* START *

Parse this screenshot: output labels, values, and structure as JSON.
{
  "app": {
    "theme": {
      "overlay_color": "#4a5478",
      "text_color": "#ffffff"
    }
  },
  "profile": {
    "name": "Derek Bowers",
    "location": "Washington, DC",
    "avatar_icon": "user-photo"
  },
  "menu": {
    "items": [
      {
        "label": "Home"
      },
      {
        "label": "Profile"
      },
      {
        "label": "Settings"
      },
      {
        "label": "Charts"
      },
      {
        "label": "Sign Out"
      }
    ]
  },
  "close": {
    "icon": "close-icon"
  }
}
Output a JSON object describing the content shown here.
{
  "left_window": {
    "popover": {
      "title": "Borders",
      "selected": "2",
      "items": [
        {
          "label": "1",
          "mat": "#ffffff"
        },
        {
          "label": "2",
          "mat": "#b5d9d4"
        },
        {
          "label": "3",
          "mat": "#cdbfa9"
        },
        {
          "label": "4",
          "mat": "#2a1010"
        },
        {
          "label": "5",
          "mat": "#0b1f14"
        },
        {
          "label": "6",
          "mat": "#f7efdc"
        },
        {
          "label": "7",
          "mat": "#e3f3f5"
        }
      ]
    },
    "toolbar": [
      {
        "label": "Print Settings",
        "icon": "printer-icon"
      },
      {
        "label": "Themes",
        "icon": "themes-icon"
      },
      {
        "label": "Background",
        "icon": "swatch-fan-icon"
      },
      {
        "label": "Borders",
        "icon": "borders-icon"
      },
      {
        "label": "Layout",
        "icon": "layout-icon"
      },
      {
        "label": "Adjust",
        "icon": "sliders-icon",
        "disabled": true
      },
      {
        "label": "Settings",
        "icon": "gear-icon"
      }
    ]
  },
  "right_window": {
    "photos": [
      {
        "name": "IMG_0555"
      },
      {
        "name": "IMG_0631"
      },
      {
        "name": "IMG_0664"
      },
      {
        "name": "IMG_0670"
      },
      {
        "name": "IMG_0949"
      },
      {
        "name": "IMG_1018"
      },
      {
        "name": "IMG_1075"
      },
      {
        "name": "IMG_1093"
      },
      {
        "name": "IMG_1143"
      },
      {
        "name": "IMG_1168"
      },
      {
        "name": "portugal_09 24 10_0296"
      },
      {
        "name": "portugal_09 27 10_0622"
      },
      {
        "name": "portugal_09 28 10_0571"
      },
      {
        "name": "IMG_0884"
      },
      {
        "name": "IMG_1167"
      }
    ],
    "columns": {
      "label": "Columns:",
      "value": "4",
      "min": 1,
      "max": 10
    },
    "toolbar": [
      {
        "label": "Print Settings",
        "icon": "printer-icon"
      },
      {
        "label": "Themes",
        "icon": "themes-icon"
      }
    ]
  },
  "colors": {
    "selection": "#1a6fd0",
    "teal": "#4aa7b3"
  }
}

* END *

• TO DO: Faithfully reproduce all of the records, character for character.

• RESULT:
Parse this screenshot: output labels, values, and structure as JSON.
{
  "app": {
    "theme": {
      "overlay_color": "#4a5478",
      "text_color": "#ffffff"
    }
  },
  "profile": {
    "name": "Derek Bowers",
    "location": "Washington, DC",
    "avatar_icon": "user-photo"
  },
  "menu": {
    "items": [
      {
        "label": "Home"
      },
      {
        "label": "Profile"
      },
      {
        "label": "Settings"
      },
      {
        "label": "Charts"
      },
      {
        "label": "Sign Out"
      }
    ]
  },
  "close": {
    "icon": "close-icon"
  }
}
Output a JSON object describing the content shown here.
{
  "left_window": {
    "popover": {
      "title": "Borders",
      "selected": "2",
      "items": [
        {
          "label": "1",
          "mat": "#ffffff"
        },
        {
          "label": "2",
          "mat": "#b5d9d4"
        },
        {
          "label": "3",
          "mat": "#cdbfa9"
        },
        {
          "label": "4",
          "mat": "#2a1010"
        },
        {
          "label": "5",
          "mat": "#0b1f14"
        },
        {
          "label": "6",
          "mat": "#f7efdc"
        },
        {
          "label": "7",
          "mat": "#e3f3f5"
        }
      ]
    },
    "toolbar": [
      {
        "label": "Print Settings",
        "icon": "printer-icon"
      },
      {
        "label": "Themes",
        "icon": "themes-icon"
      },
      {
        "label": "Background",
        "icon": "swatch-fan-icon"
      },
      {
        "label": "Borders",
        "icon": "borders-icon"
      },
      {
        "label": "Layout",
        "icon": "layout-icon"
      },
      {
        "label": "Adjust",
        "icon": "sliders-icon",
        "disabled": true
      },
      {
        "label": "Settings",
        "icon": "gear-icon"
      }
    ]
  },
  "right_window": {
    "photos": [
      {
        "name": "IMG_0555"
      },
      {
        "name": "IMG_0631"
      },
      {
        "name": "IMG_0664"
      },
      {
        "name": "IMG_0670"
      },
      {
        "name": "IMG_0949"
      },
      {
        "name": "IMG_1018"
      },
      {
        "name": "IMG_1075"
      },
      {
        "name": "IMG_1093"
      },
      {
        "name": "IMG_1143"
      },
      {
        "name": "IMG_1168"
      },
      {
        "name": "portugal_09 24 10_0296"
      },
      {
        "name": "portugal_09 27 10_0622"
      },
      {
        "name": "portugal_09 28 10_0571"
      },
      {
        "name": "IMG_0884"
      },
      {
        "name": "IMG_1167"
      }
    ],
    "columns": {
      "label": "Columns:",
      "value": "4",
      "min": 1,
      "max": 10
    },
    "toolbar": [
      {
        "label": "Print Settings",
        "icon": "printer-icon"
      },
      {
        "label": "Themes",
        "icon": "themes-icon"
      }
    ]
  },
  "colors": {
    "selection": "#1a6fd0",
    "teal": "#4aa7b3"
  }
}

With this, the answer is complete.